▶ _Problem requirements_
Make an exact copy of the records, with the images left out.

● ● ● ● ● ● ●

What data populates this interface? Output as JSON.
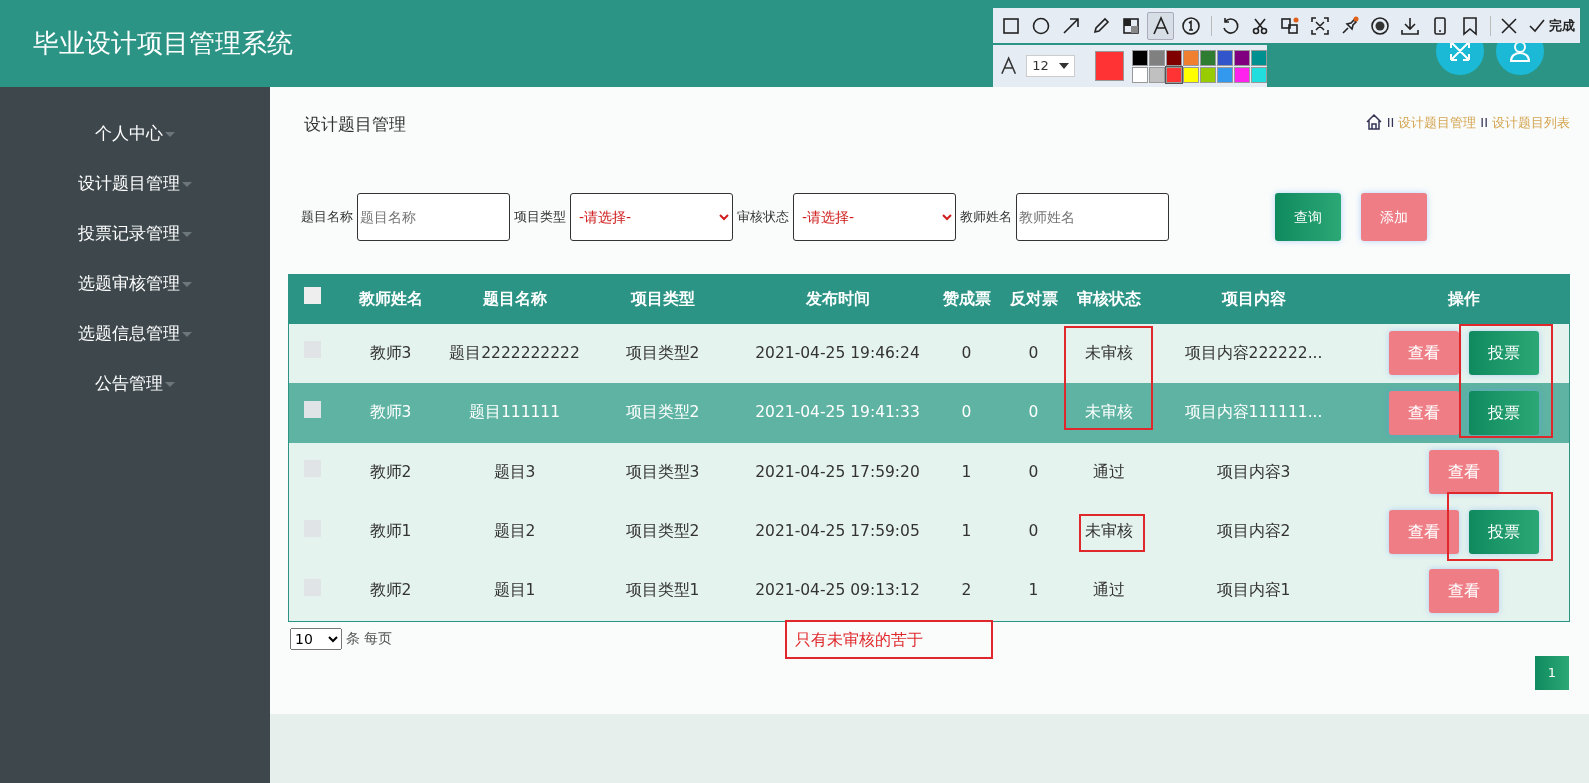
{
  "header": {
    "title": "毕业设计项目管理系统"
  },
  "capture_toolbar": {
    "tools": [
      {
        "kind": "rectangle",
        "selected": false
      },
      {
        "kind": "ellipse",
        "selected": false
      },
      {
        "kind": "arrow",
        "selected": false
      },
      {
        "kind": "pencil",
        "selected": false
      },
      {
        "kind": "mosaic",
        "selected": false
      },
      {
        "kind": "text",
        "selected": true
      },
      {
        "kind": "number",
        "selected": false
      },
      {
        "kind": "undo",
        "selected": false
      },
      {
        "kind": "scissors",
        "selected": false
      },
      {
        "kind": "translate",
        "selected": false
      },
      {
        "kind": "ocr",
        "selected": false
      },
      {
        "kind": "pin",
        "selected": false
      },
      {
        "kind": "record",
        "selected": false
      },
      {
        "kind": "download",
        "selected": false
      },
      {
        "kind": "phone",
        "selected": false
      },
      {
        "kind": "bookmark",
        "selected": false
      },
      {
        "kind": "close",
        "selected": false
      }
    ],
    "done_label": "完成",
    "font_size": "12",
    "palette": [
      {
        "color": "#000000",
        "selected": false
      },
      {
        "color": "#808080",
        "selected": false
      },
      {
        "color": "#800000",
        "selected": false
      },
      {
        "color": "#f08030",
        "selected": false
      },
      {
        "color": "#2e7d32",
        "selected": false
      },
      {
        "color": "#3355cc",
        "selected": false
      },
      {
        "color": "#800080",
        "selected": false
      },
      {
        "color": "#009090",
        "selected": false
      },
      {
        "color": "#ffffff",
        "selected": false
      },
      {
        "color": "#c0c0c0",
        "selected": false
      },
      {
        "color": "#ff3333",
        "selected": true
      },
      {
        "color": "#ffff00",
        "selected": false
      },
      {
        "color": "#99cc00",
        "selected": false
      },
      {
        "color": "#3399ee",
        "selected": false
      },
      {
        "color": "#ff22ee",
        "selected": false
      },
      {
        "color": "#22dddd",
        "selected": false
      }
    ]
  },
  "sidebar": {
    "items": [
      "个人中心",
      "设计题目管理",
      "投票记录管理",
      "选题审核管理",
      "选题信息管理",
      "公告管理"
    ]
  },
  "page_title": "设计题目管理",
  "breadcrumb": {
    "items": [
      {
        "separator": "II",
        "label": "设计题目管理"
      },
      {
        "separator": "II",
        "label": "设计题目列表"
      }
    ]
  },
  "filters": [
    {
      "kind": "input",
      "label": "题目名称",
      "placeholder": "题目名称"
    },
    {
      "kind": "select",
      "label": "项目类型",
      "value": "-请选择-"
    },
    {
      "kind": "select",
      "label": "审核状态",
      "value": "-请选择-"
    },
    {
      "kind": "input",
      "label": "教师姓名",
      "placeholder": "教师姓名"
    }
  ],
  "filter_buttons": [
    {
      "kind": "search",
      "label": "查询"
    },
    {
      "kind": "add",
      "label": "添加"
    }
  ],
  "table": {
    "header_checked": false,
    "columns": [
      "教师姓名",
      "题目名称",
      "项目类型",
      "发布时间",
      "赞成票",
      "反对票",
      "审核状态",
      "项目内容",
      "操作"
    ],
    "rows": [
      {
        "selected": false,
        "checked": false,
        "cells": [
          "教师3",
          "题目2222222222",
          "项目类型2",
          "2021-04-25 19:46:24",
          "0",
          "0",
          "未审核",
          "项目内容222222..."
        ],
        "actions": [
          {
            "kind": "view",
            "label": "查看"
          },
          {
            "kind": "vote",
            "label": "投票"
          }
        ]
      },
      {
        "selected": true,
        "checked": false,
        "cells": [
          "教师3",
          "题目111111",
          "项目类型2",
          "2021-04-25 19:41:33",
          "0",
          "0",
          "未审核",
          "项目内容111111..."
        ],
        "actions": [
          {
            "kind": "view",
            "label": "查看"
          },
          {
            "kind": "vote",
            "label": "投票"
          }
        ]
      },
      {
        "selected": false,
        "checked": false,
        "cells": [
          "教师2",
          "题目3",
          "项目类型3",
          "2021-04-25 17:59:20",
          "1",
          "0",
          "通过",
          "项目内容3"
        ],
        "actions": [
          {
            "kind": "view",
            "label": "查看"
          }
        ]
      },
      {
        "selected": false,
        "checked": false,
        "cells": [
          "教师1",
          "题目2",
          "项目类型2",
          "2021-04-25 17:59:05",
          "1",
          "0",
          "未审核",
          "项目内容2"
        ],
        "actions": [
          {
            "kind": "view",
            "label": "查看"
          },
          {
            "kind": "vote",
            "label": "投票"
          }
        ]
      },
      {
        "selected": false,
        "checked": false,
        "cells": [
          "教师2",
          "题目1",
          "项目类型1",
          "2021-04-25 09:13:12",
          "2",
          "1",
          "通过",
          "项目内容1"
        ],
        "actions": [
          {
            "kind": "view",
            "label": "查看"
          }
        ]
      }
    ]
  },
  "pagination": {
    "page_size": "10",
    "page_size_label": "条 每页",
    "pages": [
      {
        "label": "1",
        "selected": true
      }
    ]
  },
  "annotation": {
    "text": "只有未审核的苦于"
  }
}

● ● ● ● ● ● ●

▶ _Solution to this problem_
What data populates this interface? Output as JSON.
{
  "header": {
    "title": "毕业设计项目管理系统"
  },
  "capture_toolbar": {
    "tools": [
      {
        "kind": "rectangle",
        "selected": false
      },
      {
        "kind": "ellipse",
        "selected": false
      },
      {
        "kind": "arrow",
        "selected": false
      },
      {
        "kind": "pencil",
        "selected": false
      },
      {
        "kind": "mosaic",
        "selected": false
      },
      {
        "kind": "text",
        "selected": true
      },
      {
        "kind": "number",
        "selected": false
      },
      {
        "kind": "undo",
        "selected": false
      },
      {
        "kind": "scissors",
        "selected": false
      },
      {
        "kind": "translate",
        "selected": false
      },
      {
        "kind": "ocr",
        "selected": false
      },
      {
        "kind": "pin",
        "selected": false
      },
      {
        "kind": "record",
        "selected": false
      },
      {
        "kind": "download",
        "selected": false
      },
      {
        "kind": "phone",
        "selected": false
      },
      {
        "kind": "bookmark",
        "selected": false
      },
      {
        "kind": "close",
        "selected": false
      }
    ],
    "done_label": "完成",
    "font_size": "12",
    "palette": [
      {
        "color": "#000000",
        "selected": false
      },
      {
        "color": "#808080",
        "selected": false
      },
      {
        "color": "#800000",
        "selected": false
      },
      {
        "color": "#f08030",
        "selected": false
      },
      {
        "color": "#2e7d32",
        "selected": false
      },
      {
        "color": "#3355cc",
        "selected": false
      },
      {
        "color": "#800080",
        "selected": false
      },
      {
        "color": "#009090",
        "selected": false
      },
      {
        "color": "#ffffff",
        "selected": false
      },
      {
        "color": "#c0c0c0",
        "selected": false
      },
      {
        "color": "#ff3333",
        "selected": true
      },
      {
        "color": "#ffff00",
        "selected": false
      },
      {
        "color": "#99cc00",
        "selected": false
      },
      {
        "color": "#3399ee",
        "selected": false
      },
      {
        "color": "#ff22ee",
        "selected": false
      },
      {
        "color": "#22dddd",
        "selected": false
      }
    ]
  },
  "sidebar": {
    "items": [
      "个人中心",
      "设计题目管理",
      "投票记录管理",
      "选题审核管理",
      "选题信息管理",
      "公告管理"
    ]
  },
  "page_title": "设计题目管理",
  "breadcrumb": {
    "items": [
      {
        "separator": "II",
        "label": "设计题目管理"
      },
      {
        "separator": "II",
        "label": "设计题目列表"
      }
    ]
  },
  "filters": [
    {
      "kind": "input",
      "label": "题目名称",
      "placeholder": "题目名称"
    },
    {
      "kind": "select",
      "label": "项目类型",
      "value": "-请选择-"
    },
    {
      "kind": "select",
      "label": "审核状态",
      "value": "-请选择-"
    },
    {
      "kind": "input",
      "label": "教师姓名",
      "placeholder": "教师姓名"
    }
  ],
  "filter_buttons": [
    {
      "kind": "search",
      "label": "查询"
    },
    {
      "kind": "add",
      "label": "添加"
    }
  ],
  "table": {
    "header_checked": false,
    "columns": [
      "教师姓名",
      "题目名称",
      "项目类型",
      "发布时间",
      "赞成票",
      "反对票",
      "审核状态",
      "项目内容",
      "操作"
    ],
    "rows": [
      {
        "selected": false,
        "checked": false,
        "cells": [
          "教师3",
          "题目2222222222",
          "项目类型2",
          "2021-04-25 19:46:24",
          "0",
          "0",
          "未审核",
          "项目内容222222..."
        ],
        "actions": [
          {
            "kind": "view",
            "label": "查看"
          },
          {
            "kind": "vote",
            "label": "投票"
          }
        ]
      },
      {
        "selected": true,
        "checked": false,
        "cells": [
          "教师3",
          "题目111111",
          "项目类型2",
          "2021-04-25 19:41:33",
          "0",
          "0",
          "未审核",
          "项目内容111111..."
        ],
        "actions": [
          {
            "kind": "view",
            "label": "查看"
          },
          {
            "kind": "vote",
            "label": "投票"
          }
        ]
      },
      {
        "selected": false,
        "checked": false,
        "cells": [
          "教师2",
          "题目3",
          "项目类型3",
          "2021-04-25 17:59:20",
          "1",
          "0",
          "通过",
          "项目内容3"
        ],
        "actions": [
          {
            "kind": "view",
            "label": "查看"
          }
        ]
      },
      {
        "selected": false,
        "checked": false,
        "cells": [
          "教师1",
          "题目2",
          "项目类型2",
          "2021-04-25 17:59:05",
          "1",
          "0",
          "未审核",
          "项目内容2"
        ],
        "actions": [
          {
            "kind": "view",
            "label": "查看"
          },
          {
            "kind": "vote",
            "label": "投票"
          }
        ]
      },
      {
        "selected": false,
        "checked": false,
        "cells": [
          "教师2",
          "题目1",
          "项目类型1",
          "2021-04-25 09:13:12",
          "2",
          "1",
          "通过",
          "项目内容1"
        ],
        "actions": [
          {
            "kind": "view",
            "label": "查看"
          }
        ]
      }
    ]
  },
  "pagination": {
    "page_size": "10",
    "page_size_label": "条 每页",
    "pages": [
      {
        "label": "1",
        "selected": true
      }
    ]
  },
  "annotation": {
    "text": "只有未审核的苦于"
  }
}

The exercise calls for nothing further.